- **Given instruction**: Give the data below again exactly as written, without its pictures.

..............................

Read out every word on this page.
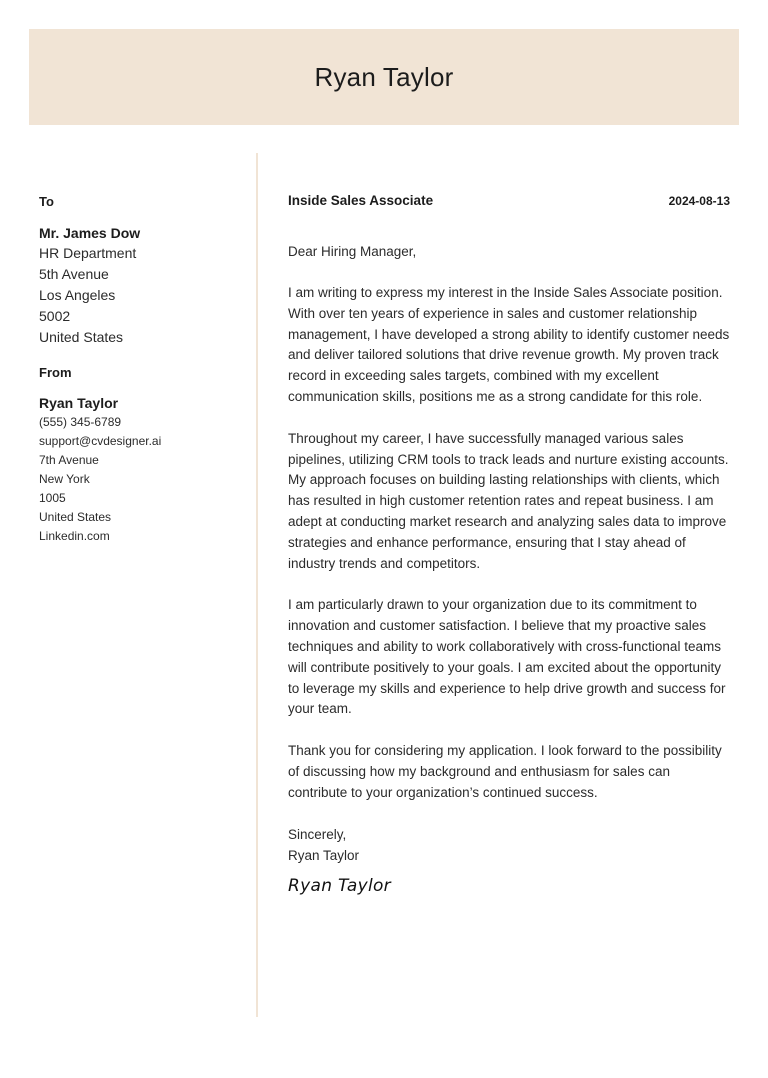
Ryan Taylor
To
Mr. James Dow
HR Department
5th Avenue
Los Angeles
5002
United States
From
Ryan Taylor
(555) 345-6789
support@cvdesigner.ai
7th Avenue
New York
1005
United States
Linkedin.com
Inside Sales Associate	2024-08-13
Dear Hiring Manager,

I am writing to express my interest in the Inside Sales Associate position. With over ten years of experience in sales and customer relationship management, I have developed a strong ability to identify customer needs and deliver tailored solutions that drive revenue growth. My proven track record in exceeding sales targets, combined with my excellent communication skills, positions me as a strong candidate for this role.

Throughout my career, I have successfully managed various sales pipelines, utilizing CRM tools to track leads and nurture existing accounts. My approach focuses on building lasting relationships with clients, which has resulted in high customer retention rates and repeat business. I am adept at conducting market research and analyzing sales data to improve strategies and enhance performance, ensuring that I stay ahead of industry trends and competitors.

I am particularly drawn to your organization due to its commitment to innovation and customer satisfaction. I believe that my proactive sales techniques and ability to work collaboratively with cross-functional teams will contribute positively to your goals. I am excited about the opportunity to leverage my skills and experience to help drive growth and success for your team.

Thank you for considering my application. I look forward to the possibility of discussing how my background and enthusiasm for sales can contribute to your organization’s continued success.

Sincerely,
Ryan Taylor
Ryan Taylor
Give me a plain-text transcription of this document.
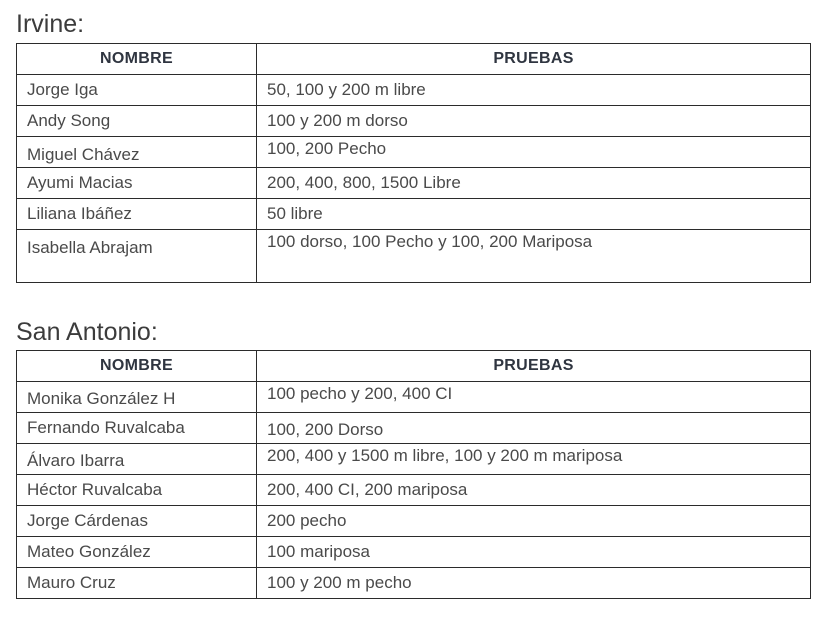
Irvine:
NOMBRE	PRUEBAS
Jorge Iga	50, 100 y 200 m libre
Andy Song	100 y 200 m dorso
Miguel Chávez	100, 200 Pecho
Ayumi Macias	200, 400, 800, 1500 Libre
Liliana Ibáñez	50 libre
Isabella Abrajam	100 dorso, 100 Pecho y 100, 200 Mariposa
San Antonio:
NOMBRE	PRUEBAS
Monika González H	100 pecho y 200, 400 CI
Fernando Ruvalcaba	100, 200 Dorso
Álvaro Ibarra	200, 400 y 1500 m libre, 100 y 200 m mariposa
Héctor Ruvalcaba	200, 400 CI, 200 mariposa
Jorge Cárdenas	200 pecho
Mateo González	100 mariposa
Mauro Cruz	100 y 200 m pecho
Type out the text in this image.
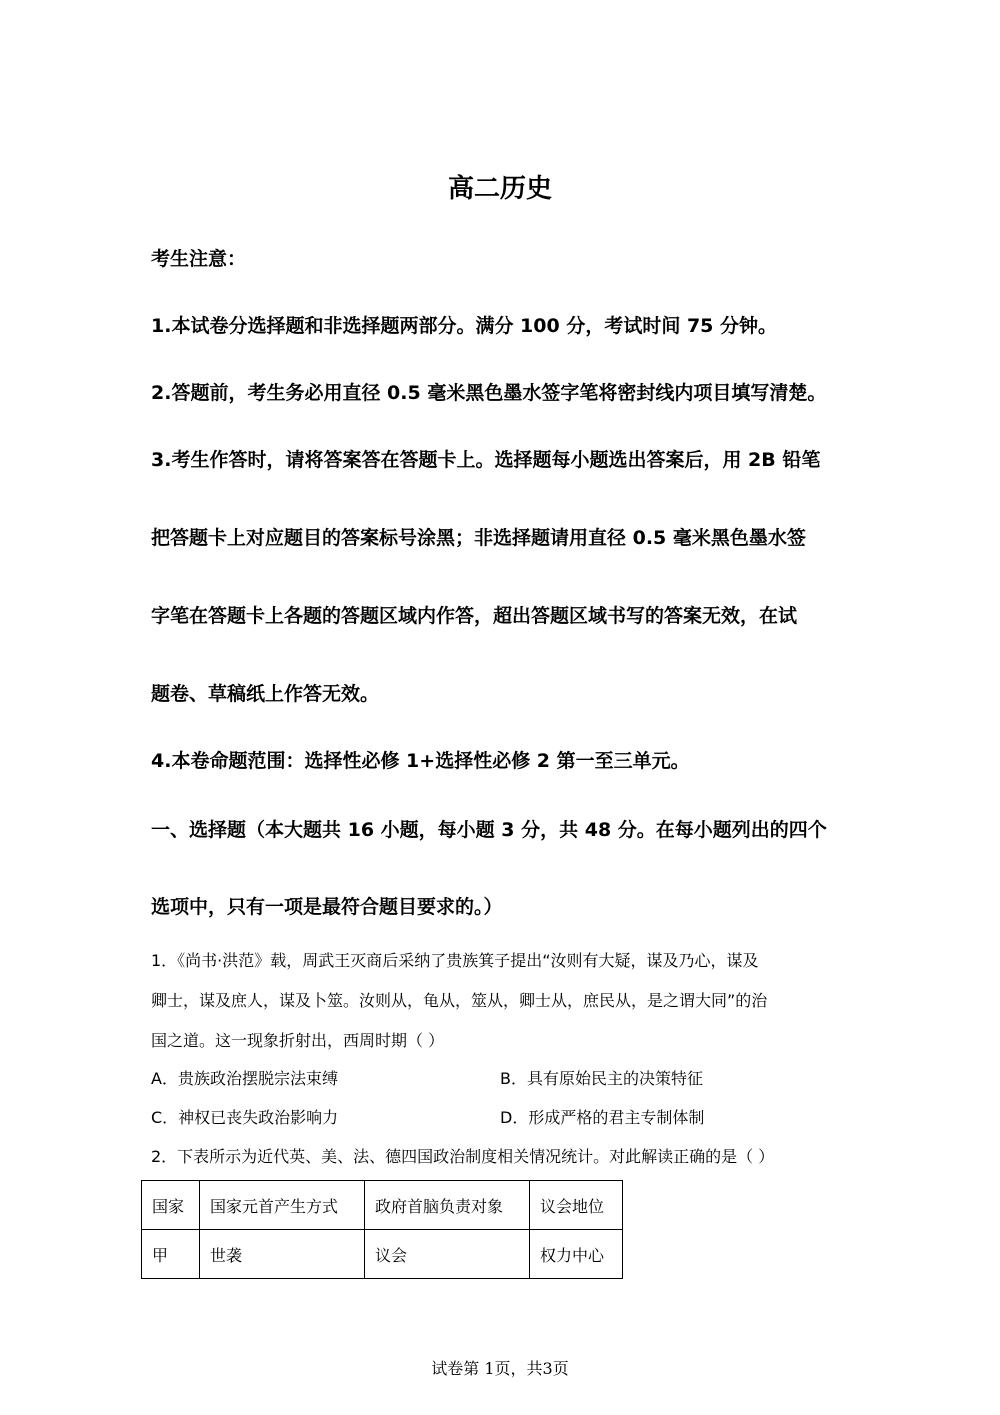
高二历史
考生注意：
1.本试卷分选择题和非选择题两部分。满分 100 分，考试时间 75 分钟。
2.答题前，考生务必用直径 0.5 毫米黑色墨水签字笔将密封线内项目填写清楚。
3.考生作答时，请将答案答在答题卡上。选择题每小题选出答案后，用 2B 铅笔
把答题卡上对应题目的答案标号涂黑；非选择题请用直径 0.5 毫米黑色墨水签
字笔在答题卡上各题的答题区域内作答，超出答题区域书写的答案无效，在试
题卷、草稿纸上作答无效。
4.本卷命题范围：选择性必修 1+选择性必修 2 第一至三单元。
一、选择题（本大题共 16 小题，每小题 3 分，共 48 分。在每小题列出的四个
选项中，只有一项是最符合题目要求的。）
1．《尚书·洪范》载，周武王灭商后采纳了贵族箕子提出“汝则有大疑，谋及乃心，谋及
卿士，谋及庶人，谋及卜筮。汝则从，龟从，筮从，卿士从，庶民从，是之谓大同”的治
国之道。这一现象折射出，西周时期（ ）
A．贵族政治摆脱宗法束缚	B．具有原始民主的决策特征
C．神权已丧失政治影响力	D．形成严格的君主专制体制
2．下表所示为近代英、美、法、德四国政治制度相关情况统计。对此解读正确的是（ ）
国家	国家元首产生方式	政府首脑负责对象	议会地位
甲	世袭	议会	权力中心
试卷第 1页，共3页
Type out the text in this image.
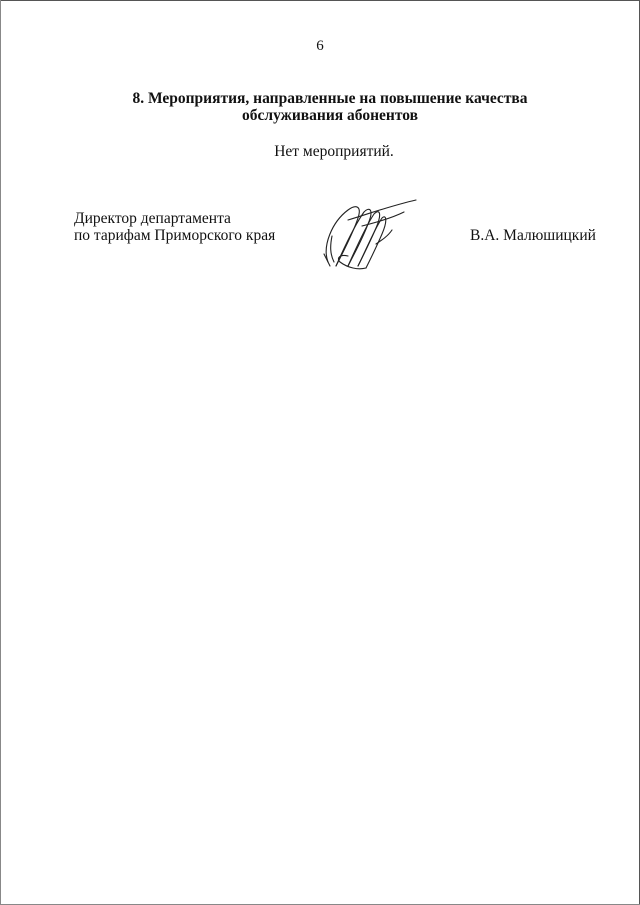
6
8. Мероприятия, направленные на повышение качества
обслуживания абонентов
Нет мероприятий.
Директор департамента
по тарифам Приморского края	В.А. Малюшицкий
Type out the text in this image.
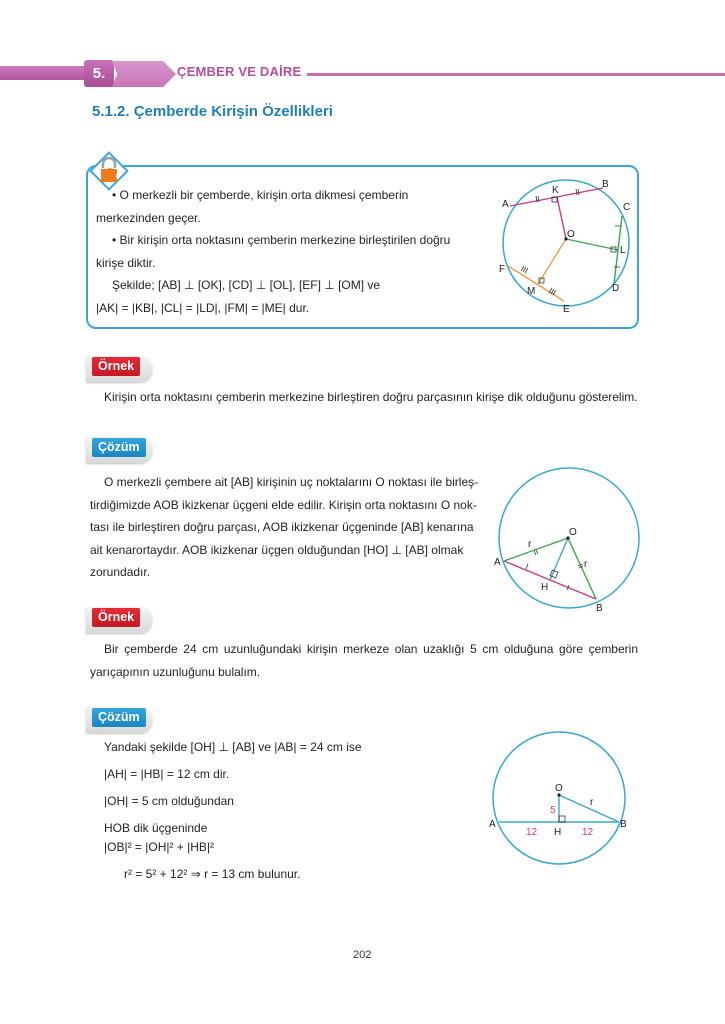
5.	ÇEMBER VE DAİRE
5.1.2. Çemberde Kirişin Özellikleri

• O merkezli bir çemberde, kirişin orta dikmesi çemberin

merkezinden geçer.

• Bir kirişin orta noktasını çemberin merkezine birleştirilen doğru

kirişe diktir.

Şekilde; [AB] ⊥ [OK], [CD] ⊥ [OL], [EF] ⊥ [OM] ve

|AK| = |KB|, |CL| = |LD|, |FM| = |ME| dur.

A
B
C
D
E
F
K
L
M
O
Örnek
Kirişin orta noktasını çemberin merkezine birleştiren doğru parçasının kirişe dik olduğunu gösterelim.
Çözüm
O merkezli çembere ait [AB] kirişinin uç noktalarını O noktası ile birleş-
tirdiğimizde AOB ikizkenar üçgeni elde edilir. Kirişin orta noktasını O nok-
tası ile birleştiren doğru parçası, AOB ikizkenar üçgeninde [AB] kenarına
ait kenarortaydır. AOB ikizkenar üçgen olduğundan [HO] ⊥ [AB] olmak
zorundadır.
A
B
O
H
r
r
Örnek
Bir çemberde 24 cm uzunluğundaki kirişin merkeze olan uzaklığı 5 cm olduğuna göre çemberin
yarıçapının uzunluğunu bulalım.
Çözüm
Yandaki şekilde [OH] ⊥ [AB] ve |AB| = 24 cm ise
|AH| = |HB| = 12 cm dir.
|OH| = 5 cm olduğundan
HOB dik üçgeninde
|OB|² = |OH|² + |HB|²
r² = 5² + 12² ⇒ r = 13 cm bulunur.
A	B
O
H
r
5
12	12
202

..............................

- **Exercise answer**:
Read out every word on this page.
Ryan Taylor
To
Mr. James Dow
HR Department
5th Avenue
Los Angeles
5002
United States
From
Ryan Taylor
(555) 345-6789
support@cvdesigner.ai
7th Avenue
New York
1005
United States
Linkedin.com
Inside Sales Associate	2024-08-13
Dear Hiring Manager,

I am writing to express my interest in the Inside Sales Associate position. With over ten years of experience in sales and customer relationship management, I have developed a strong ability to identify customer needs and deliver tailored solutions that drive revenue growth. My proven track record in exceeding sales targets, combined with my excellent communication skills, positions me as a strong candidate for this role.

Throughout my career, I have successfully managed various sales pipelines, utilizing CRM tools to track leads and nurture existing accounts. My approach focuses on building lasting relationships with clients, which has resulted in high customer retention rates and repeat business. I am adept at conducting market research and analyzing sales data to improve strategies and enhance performance, ensuring that I stay ahead of industry trends and competitors.

I am particularly drawn to your organization due to its commitment to innovation and customer satisfaction. I believe that my proactive sales techniques and ability to work collaboratively with cross-functional teams will contribute positively to your goals. I am excited about the opportunity to leverage my skills and experience to help drive growth and success for your team.

Thank you for considering my application. I look forward to the possibility of discussing how my background and enthusiasm for sales can contribute to your organization’s continued success.

Sincerely,
Ryan Taylor
Ryan Taylor
Give me a plain-text transcription of this document.
Irvine:
NOMBRE	PRUEBAS
Jorge Iga	50, 100 y 200 m libre
Andy Song	100 y 200 m dorso
Miguel Chávez	100, 200 Pecho
Ayumi Macias	200, 400, 800, 1500 Libre
Liliana Ibáñez	50 libre
Isabella Abrajam	100 dorso, 100 Pecho y 100, 200 Mariposa
San Antonio:
NOMBRE	PRUEBAS
Monika González H	100 pecho y 200, 400 CI
Fernando Ruvalcaba	100, 200 Dorso
Álvaro Ibarra	200, 400 y 1500 m libre, 100 y 200 m mariposa
Héctor Ruvalcaba	200, 400 CI, 200 mariposa
Jorge Cárdenas	200 pecho
Mateo González	100 mariposa
Mauro Cruz	100 y 200 m pecho
Type out the text in this image.
高二历史
考生注意：
1.本试卷分选择题和非选择题两部分。满分 100 分，考试时间 75 分钟。
2.答题前，考生务必用直径 0.5 毫米黑色墨水签字笔将密封线内项目填写清楚。
3.考生作答时，请将答案答在答题卡上。选择题每小题选出答案后，用 2B 铅笔
把答题卡上对应题目的答案标号涂黑；非选择题请用直径 0.5 毫米黑色墨水签
字笔在答题卡上各题的答题区域内作答，超出答题区域书写的答案无效，在试
题卷、草稿纸上作答无效。
4.本卷命题范围：选择性必修 1+选择性必修 2 第一至三单元。
一、选择题（本大题共 16 小题，每小题 3 分，共 48 分。在每小题列出的四个
选项中，只有一项是最符合题目要求的。）
1．《尚书·洪范》载，周武王灭商后采纳了贵族箕子提出“汝则有大疑，谋及乃心，谋及
卿士，谋及庶人，谋及卜筮。汝则从，龟从，筮从，卿士从，庶民从，是之谓大同”的治
国之道。这一现象折射出，西周时期（ ）
A．贵族政治摆脱宗法束缚	B．具有原始民主的决策特征
C．神权已丧失政治影响力	D．形成严格的君主专制体制
2．下表所示为近代英、美、法、德四国政治制度相关情况统计。对此解读正确的是（ ）
国家	国家元首产生方式	政府首脑负责对象	议会地位
甲	世袭	议会	权力中心
试卷第 1页，共3页
Type out the text in this image.
6
8. Мероприятия, направленные на повышение качества
обслуживания абонентов
Нет мероприятий.
Директор департамента
по тарифам Приморского края	В.А. Малюшицкий
Type out the text in this image.
5.	ÇEMBER VE DAİRE
5.1.2. Çemberde Kirişin Özellikleri

• O merkezli bir çemberde, kirişin orta dikmesi çemberin

merkezinden geçer.

• Bir kirişin orta noktasını çemberin merkezine birleştirilen doğru

kirişe diktir.

Şekilde; [AB] ⊥ [OK], [CD] ⊥ [OL], [EF] ⊥ [OM] ve

|AK| = |KB|, |CL| = |LD|, |FM| = |ME| dur.

A
B
C
D
E
F
K
L
M
O
Örnek
Kirişin orta noktasını çemberin merkezine birleştiren doğru parçasının kirişe dik olduğunu gösterelim.
Çözüm
O merkezli çembere ait [AB] kirişinin uç noktalarını O noktası ile birleş-
tirdiğimizde AOB ikizkenar üçgeni elde edilir. Kirişin orta noktasını O nok-
tası ile birleştiren doğru parçası, AOB ikizkenar üçgeninde [AB] kenarına
ait kenarortaydır. AOB ikizkenar üçgen olduğundan [HO] ⊥ [AB] olmak
zorundadır.
A
B
O
H
r
r
Örnek
Bir çemberde 24 cm uzunluğundaki kirişin merkeze olan uzaklığı 5 cm olduğuna göre çemberin
yarıçapının uzunluğunu bulalım.
Çözüm
Yandaki şekilde [OH] ⊥ [AB] ve |AB| = 24 cm ise
|AH| = |HB| = 12 cm dir.
|OH| = 5 cm olduğundan
HOB dik üçgeninde
|OB|² = |OH|² + |HB|²
r² = 5² + 12² ⇒ r = 13 cm bulunur.
A	B
O
H
r
5
12	12
202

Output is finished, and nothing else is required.